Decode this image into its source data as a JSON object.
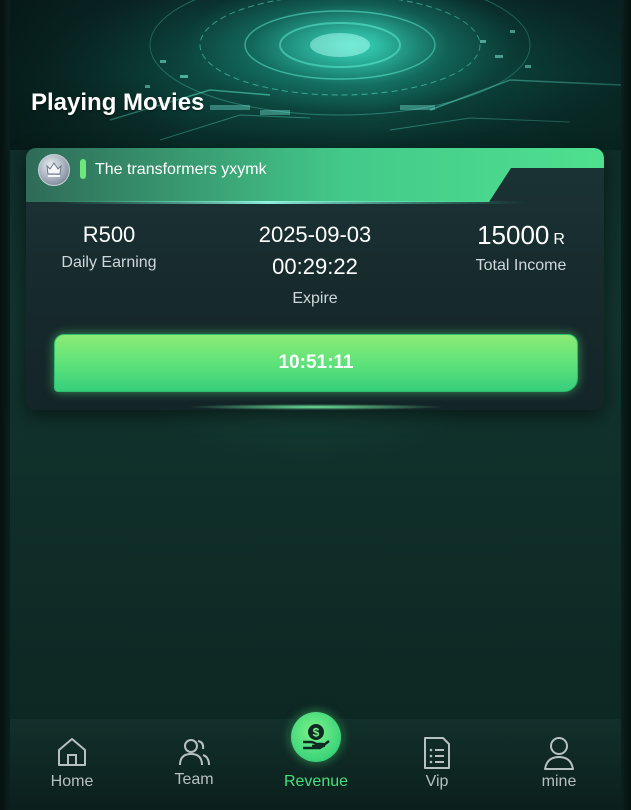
{
  "page": {
    "title": "Playing Movies"
  },
  "product": {
    "name": "The transformers yxymk",
    "daily_earning_value": "R500",
    "daily_earning_label": "Daily Earning",
    "expire_date": "2025-09-03",
    "expire_time": "00:29:22",
    "expire_label": "Expire",
    "total_income_value": "15000",
    "total_income_unit": "R",
    "total_income_label": "Total Income",
    "countdown": "10:51:11",
    "badge_icon": "crown-shield-icon"
  },
  "nav": {
    "items": [
      {
        "label": "Home",
        "icon": "home-icon",
        "active": false
      },
      {
        "label": "Team",
        "icon": "team-icon",
        "active": false
      },
      {
        "label": "Revenue",
        "icon": "money-hand-icon",
        "active": true
      },
      {
        "label": "Vip",
        "icon": "document-list-icon",
        "active": false
      },
      {
        "label": "mine",
        "icon": "user-icon",
        "active": false
      }
    ]
  },
  "colors": {
    "accent_green": "#47e07d",
    "button_gradient_top": "#8ceb75",
    "button_gradient_bottom": "#37cf7c",
    "card_bg": "#1c3436",
    "background": "#12352f"
  }
}
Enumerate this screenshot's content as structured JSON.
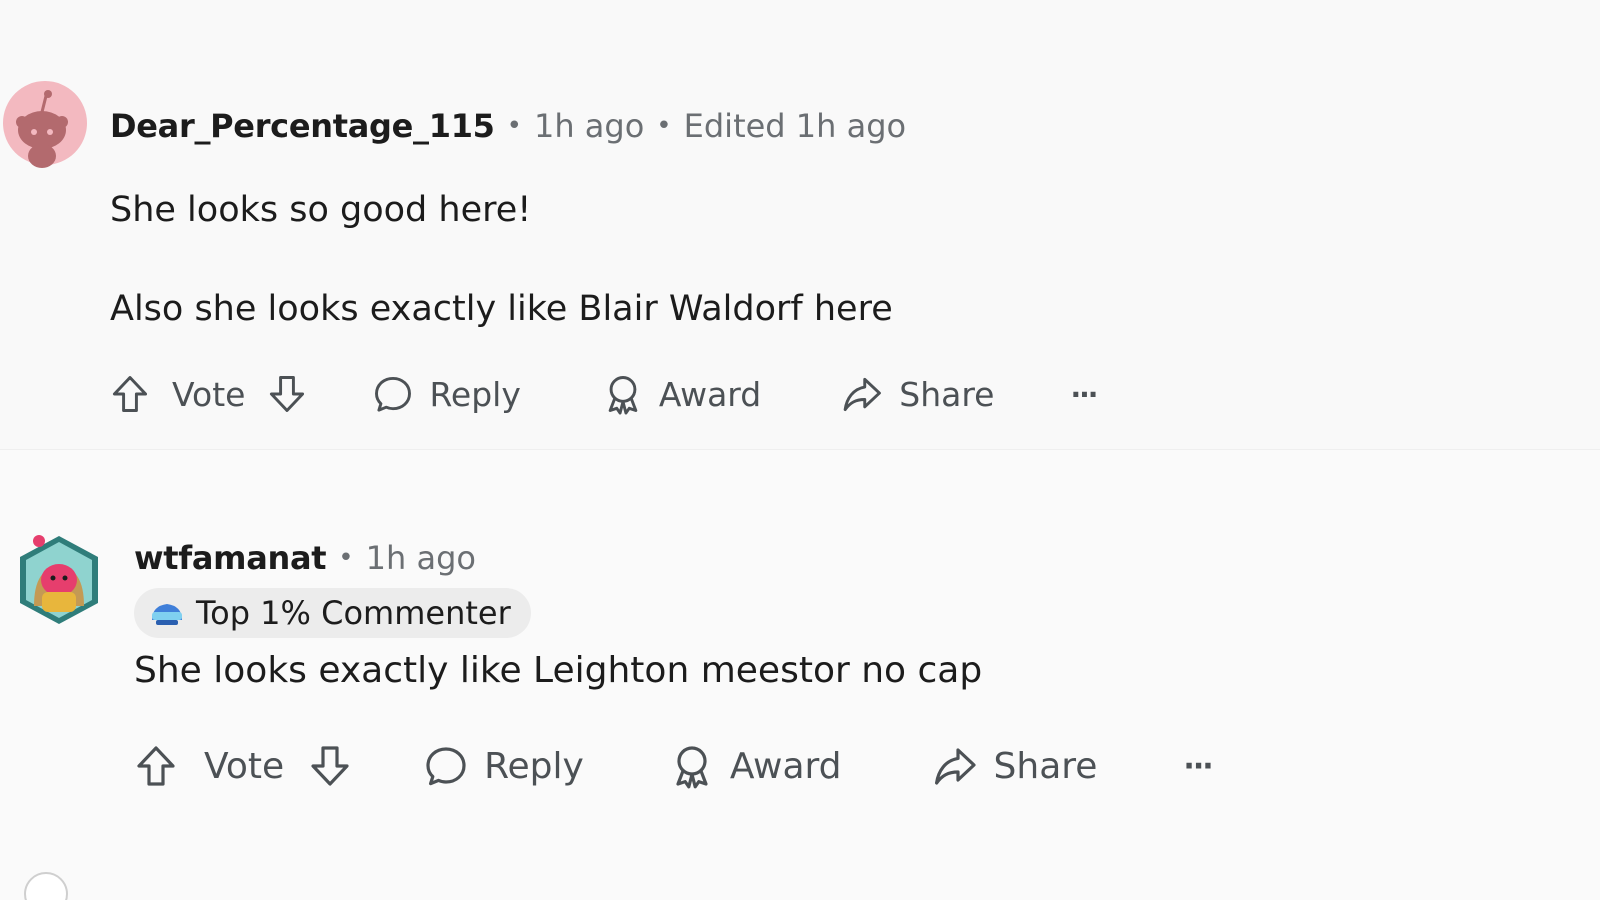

• TASK REQUIREMENTS
Each entry gets copied exactly; the pictures stay out.

• WRITTEN ANSWER
Decode this image into its source data as a JSON object.
{
  "page": {
    "title": "Playing Movies"
  },
  "product": {
    "name": "The transformers yxymk",
    "daily_earning_value": "R500",
    "daily_earning_label": "Daily Earning",
    "expire_date": "2025-09-03",
    "expire_time": "00:29:22",
    "expire_label": "Expire",
    "total_income_value": "15000",
    "total_income_unit": "R",
    "total_income_label": "Total Income",
    "countdown": "10:51:11",
    "badge_icon": "crown-shield-icon"
  },
  "nav": {
    "items": [
      {
        "label": "Home",
        "icon": "home-icon",
        "active": false
      },
      {
        "label": "Team",
        "icon": "team-icon",
        "active": false
      },
      {
        "label": "Revenue",
        "icon": "money-hand-icon",
        "active": true
      },
      {
        "label": "Vip",
        "icon": "document-list-icon",
        "active": false
      },
      {
        "label": "mine",
        "icon": "user-icon",
        "active": false
      }
    ]
  },
  "colors": {
    "accent_green": "#47e07d",
    "button_gradient_top": "#8ceb75",
    "button_gradient_bottom": "#37cf7c",
    "card_bg": "#1c3436",
    "background": "#12352f"
  }
}
Enumerate this screenshot's content as structured JSON.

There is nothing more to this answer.